**Stated goal**. Where does the string "Speed" appear in the records? Copy every line that contains it.

**Entries shown**.
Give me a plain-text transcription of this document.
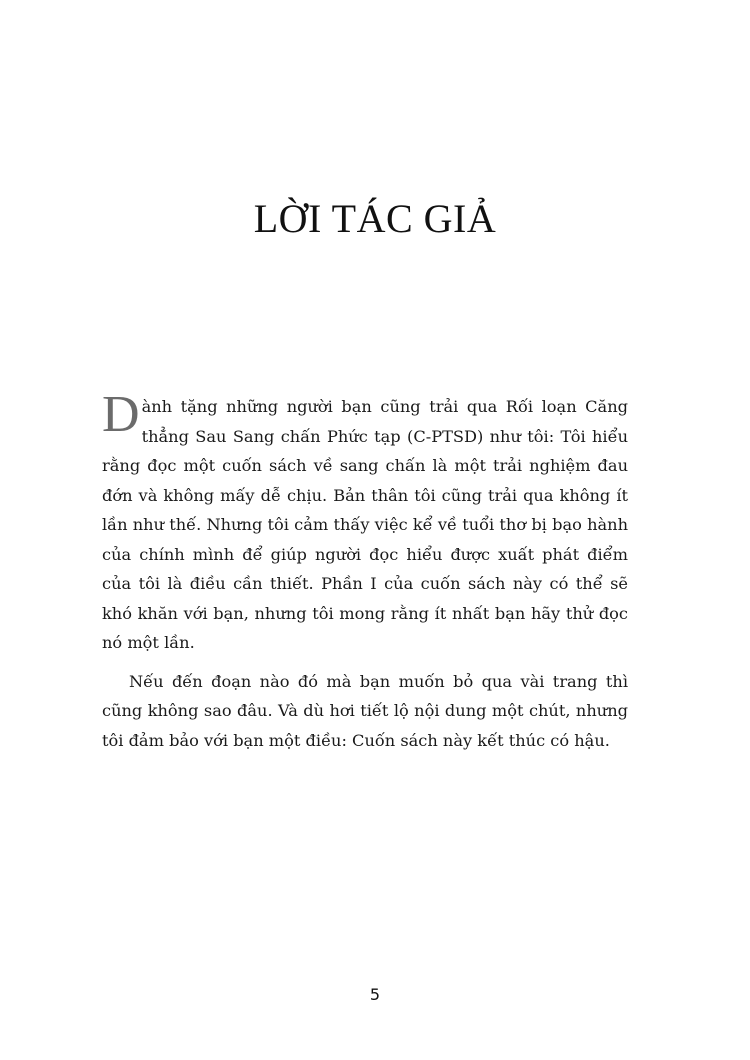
LỜI TÁC GIẢ

Dành tặng những người bạn cũng trải qua Rối loạn Căng thẳng Sau Sang chấn Phức tạp (C-PTSD) như tôi: Tôi hiểu rằng đọc một cuốn sách về sang chấn là một trải nghiệm đau đớn và không mấy dễ chịu. Bản thân tôi cũng trải qua không ít lần như thế. Nhưng tôi cảm thấy việc kể về tuổi thơ bị bạo hành của chính mình để giúp người đọc hiểu được xuất phát điểm của tôi là điều cần thiết. Phần I của cuốn sách này có thể sẽ khó khăn với bạn, nhưng tôi mong rằng ít nhất bạn hãy thử đọc nó một lần.

Nếu đến đoạn nào đó mà bạn muốn bỏ qua vài trang thì cũng không sao đâu. Và dù hơi tiết lộ nội dung một chút, nhưng tôi đảm bảo với bạn một điều: Cuốn sách này kết thúc có hậu.

5
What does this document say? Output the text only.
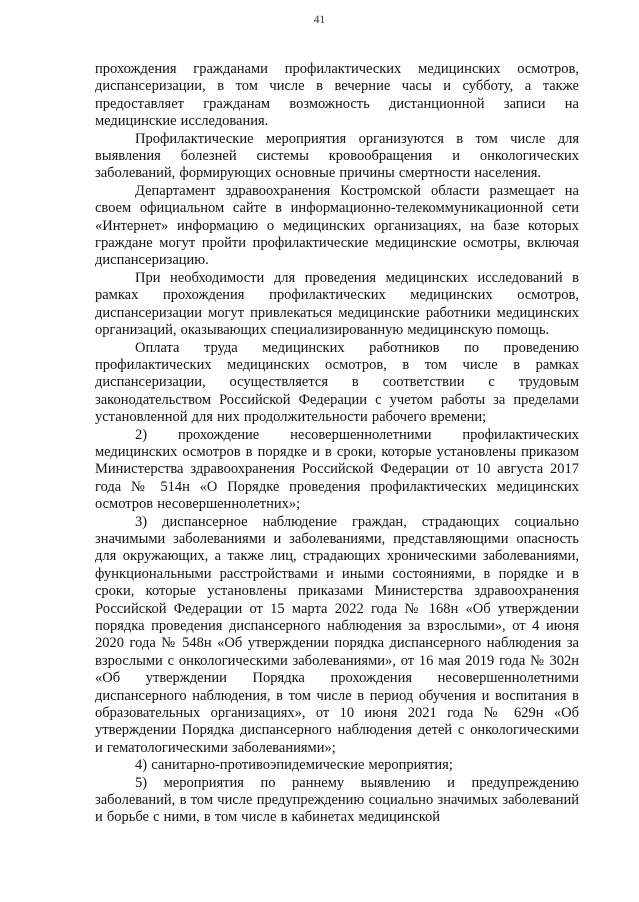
41

прохождения гражданами профилактических медицинских осмотров, диспансеризации, в том числе в вечерние часы и субботу, а также предоставляет гражданам возможность дистанционной записи на медицинские исследования.

Профилактические мероприятия организуются в том числе для выявления болезней системы кровообращения и онкологических заболеваний, формирующих основные причины смертности населения.

Департамент здравоохранения Костромской области размещает на своем официальном сайте в информационно-телекоммуникационной сети «Интернет» информацию о медицинских организациях, на базе которых граждане могут пройти профилактические медицинские осмотры, включая диспансеризацию.

При необходимости для проведения медицинских исследований в рамках прохождения профилактических медицинских осмотров, диспансеризации могут привлекаться медицинские работники медицинских организаций, оказывающих специализированную медицинскую помощь.

Оплата труда медицинских работников по проведению профилактических медицинских осмотров, в том числе в рамках диспансеризации, осуществляется в соответствии с трудовым законодательством Российской Федерации с учетом работы за пределами установленной для них продолжительности рабочего времени;

2) прохождение несовершеннолетними профилактических медицинских осмотров в порядке и в сроки, которые установлены приказом Министерства здравоохранения Российской Федерации от 10 августа 2017 года № 514н «О Порядке проведения профилактических медицинских осмотров несовершеннолетних»;

3) диспансерное наблюдение граждан, страдающих социально значимыми заболеваниями и заболеваниями, представляющими опасность для окружающих, а также лиц, страдающих хроническими заболеваниями, функциональными расстройствами и иными состояниями, в порядке и в сроки, которые установлены приказами Министерства здравоохранения Российской Федерации от 15 марта 2022 года № 168н «Об утверждении порядка проведения диспансерного наблюдения за взрослыми», от 4 июня 2020 года № 548н «Об утверждении порядка диспансерного наблюдения за взрослыми с онкологическими заболеваниями», от 16 мая 2019 года № 302н «Об утверждении Порядка прохождения несовершеннолетними диспансерного наблюдения, в том числе в период обучения и воспитания в образовательных организациях», от 10 июня 2021 года № 629н «Об утверждении Порядка диспансерного наблюдения детей с онкологическими и гематологическими заболеваниями»;

4) санитарно-противоэпидемические мероприятия;

5) мероприятия по раннему выявлению и предупреждению заболеваний, в том числе предупреждению социально значимых заболеваний и борьбе с ними, в том числе в кабинетах медицинской
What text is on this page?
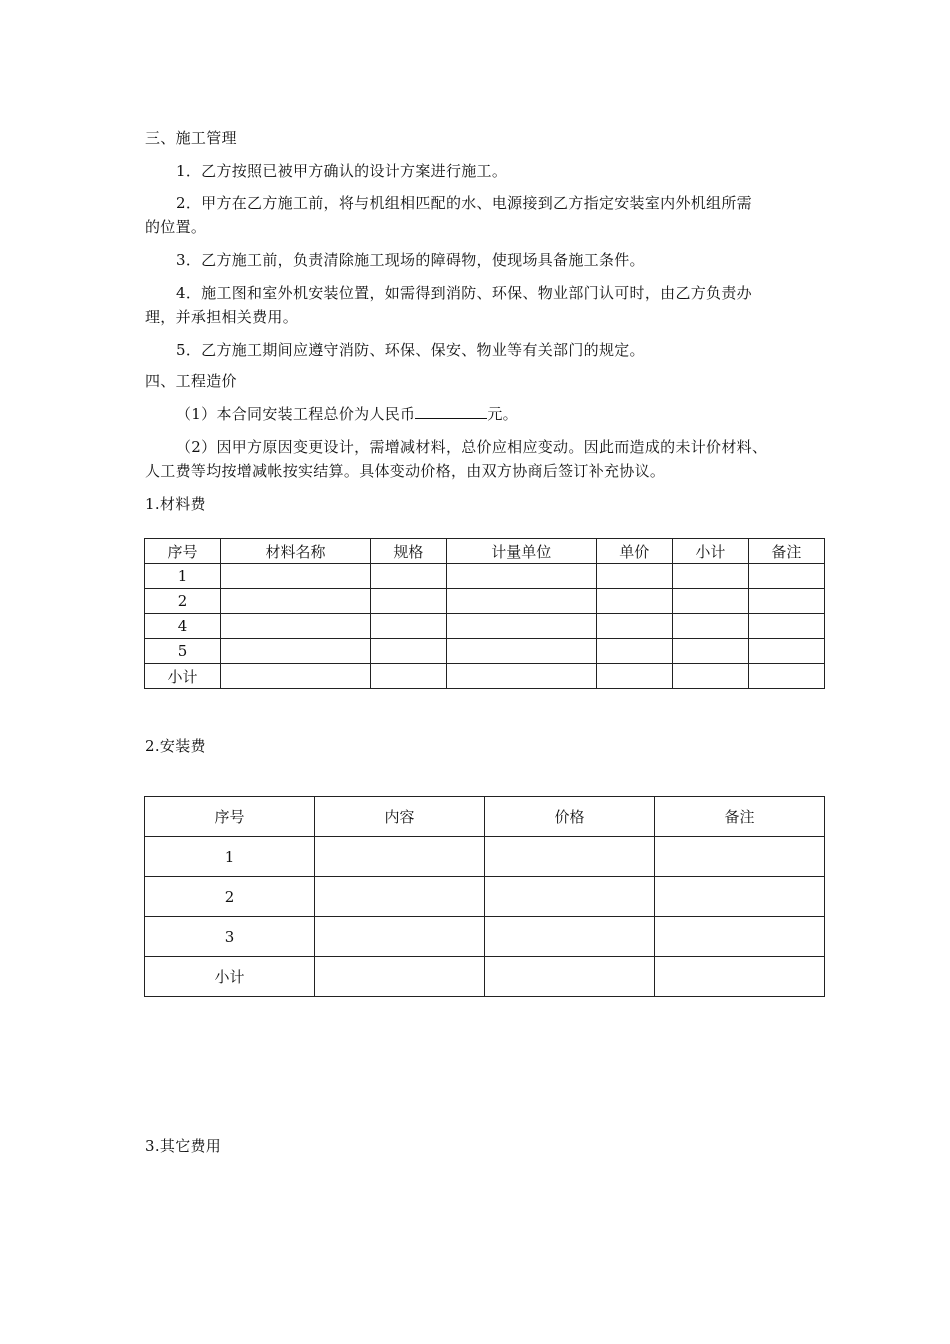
三、施工管理
1．乙方按照已被甲方确认的设计方案进行施工。
2．甲方在乙方施工前，将与机组相匹配的水、电源接到乙方指定安装室内外机组所需
的位置。
3．乙方施工前，负责清除施工现场的障碍物，使现场具备施工条件。
4．施工图和室外机安装位置，如需得到消防、环保、物业部门认可时，由乙方负责办
理，并承担相关费用。
5．乙方施工期间应遵守消防、环保、保安、物业等有关部门的规定。
四、工程造价
（1）本合同安装工程总价为人民币	元。
（2）因甲方原因变更设计，需增减材料，总价应相应变动。因此而造成的未计价材料、
人工费等均按增减帐按实结算。具体变动价格，由双方协商后签订补充协议。
1.材料费
序号	材料名称	规格	计量单位	单价	小计	备注
1						
2						
4						
5						
小计						
2.安装费
序号	内容	价格	备注
1			
2			
3			
小计			
3.其它费用
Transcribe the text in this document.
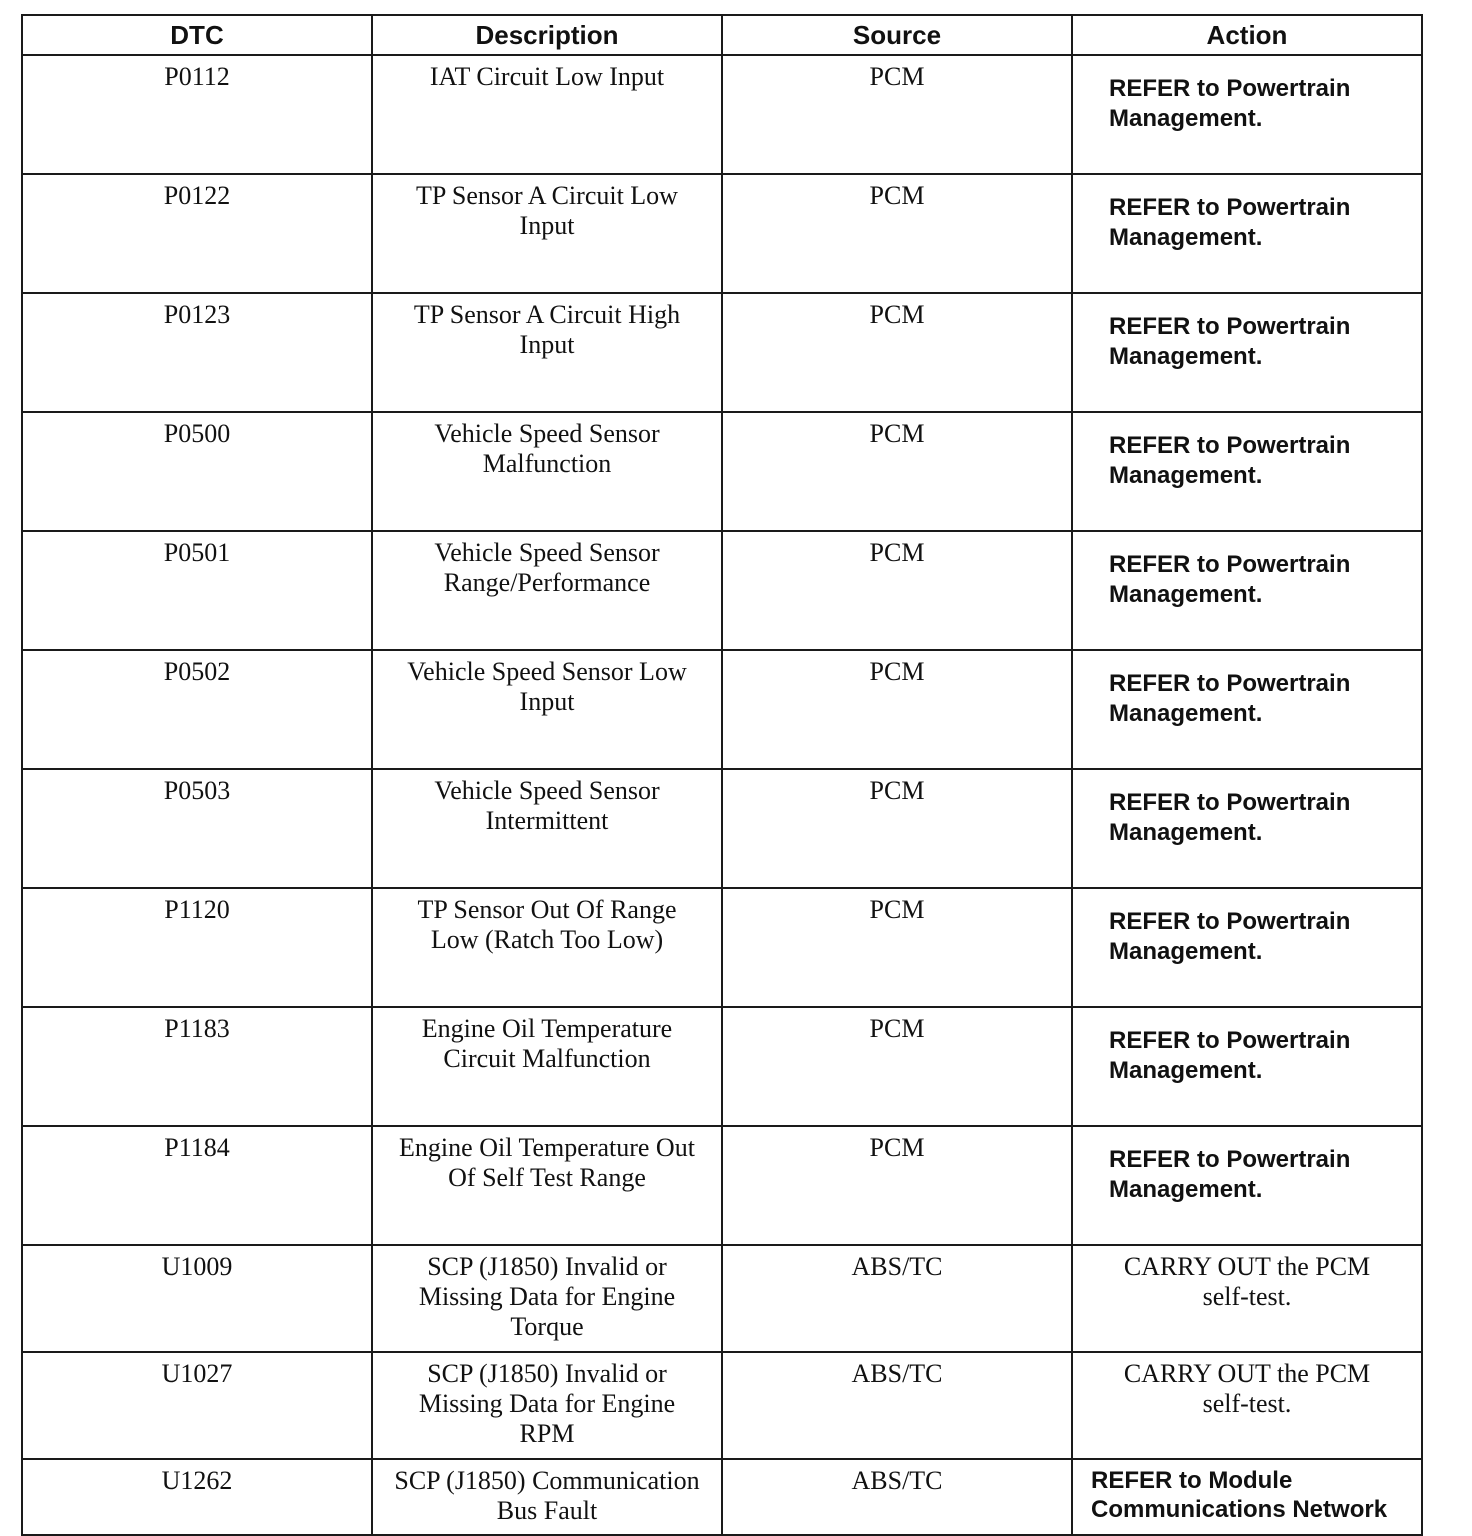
DTC	Description	Source	Action
P0112	IAT Circuit Low Input	PCM	REFER to Powertrain
Management.

P0122	TP Sensor A Circuit Low
Input	PCM	REFER to Powertrain
Management.

P0123	TP Sensor A Circuit High
Input	PCM	REFER to Powertrain
Management.

P0500	Vehicle Speed Sensor
Malfunction	PCM	REFER to Powertrain
Management.

P0501	Vehicle Speed Sensor
Range/Performance	PCM	REFER to Powertrain
Management.

P0502	Vehicle Speed Sensor Low
Input	PCM	REFER to Powertrain
Management.

P0503	Vehicle Speed Sensor
Intermittent	PCM	REFER to Powertrain
Management.

P1120	TP Sensor Out Of Range
Low (Ratch Too Low)	PCM	REFER to Powertrain
Management.

P1183	Engine Oil Temperature
Circuit Malfunction	PCM	REFER to Powertrain
Management.

P1184	Engine Oil Temperature Out
Of Self Test Range	PCM	REFER to Powertrain
Management.

U1009	SCP (J1850) Invalid or
Missing Data for Engine
Torque	ABS/TC	CARRY OUT the PCM
self-test.

U1027	SCP (J1850) Invalid or
Missing Data for Engine
RPM	ABS/TC	CARRY OUT the PCM
self-test.

U1262	SCP (J1850) Communication
Bus Fault	ABS/TC	REFER to Module
Communications Network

**The output**.
P0500	Vehicle Speed Sensor
P0501	Vehicle Speed Sensor
P0502	Vehicle Speed Sensor Low
P0503	Vehicle Speed Sensor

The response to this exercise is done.